"""

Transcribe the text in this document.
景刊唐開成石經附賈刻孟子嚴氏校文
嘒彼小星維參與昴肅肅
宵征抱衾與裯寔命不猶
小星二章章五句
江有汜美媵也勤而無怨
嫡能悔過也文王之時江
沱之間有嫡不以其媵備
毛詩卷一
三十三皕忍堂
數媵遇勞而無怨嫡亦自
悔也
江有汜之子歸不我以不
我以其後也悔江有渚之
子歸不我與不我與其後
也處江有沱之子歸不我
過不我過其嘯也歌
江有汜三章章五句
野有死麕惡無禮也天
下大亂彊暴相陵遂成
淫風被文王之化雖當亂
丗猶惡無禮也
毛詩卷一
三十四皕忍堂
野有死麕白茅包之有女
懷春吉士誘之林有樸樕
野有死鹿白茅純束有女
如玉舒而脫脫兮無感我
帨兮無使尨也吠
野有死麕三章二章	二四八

"""

▸ PROBLEM DESCRIPTION: Exactly as shown, repeat every record.

▸ RESULT:
Transcribe the text in this document.
景刊唐開成石經附賈刻孟子嚴氏校文
嘒彼小星維參與昴肅肅
宵征抱衾與裯寔命不猶
小星二章章五句
江有汜美媵也勤而無怨
嫡能悔過也文王之時江
沱之間有嫡不以其媵備
毛詩卷一
三十三皕忍堂
數媵遇勞而無怨嫡亦自
悔也
江有汜之子歸不我以不
我以其後也悔江有渚之
子歸不我與不我與其後
也處江有沱之子歸不我
過不我過其嘯也歌
江有汜三章章五句
野有死麕惡無禮也天
下大亂彊暴相陵遂成
淫風被文王之化雖當亂
丗猶惡無禮也
毛詩卷一
三十四皕忍堂
野有死麕白茅包之有女
懷春吉士誘之林有樸樕
野有死鹿白茅純束有女
如玉舒而脫脫兮無感我
帨兮無使尨也吠
野有死麕三章二章	二四八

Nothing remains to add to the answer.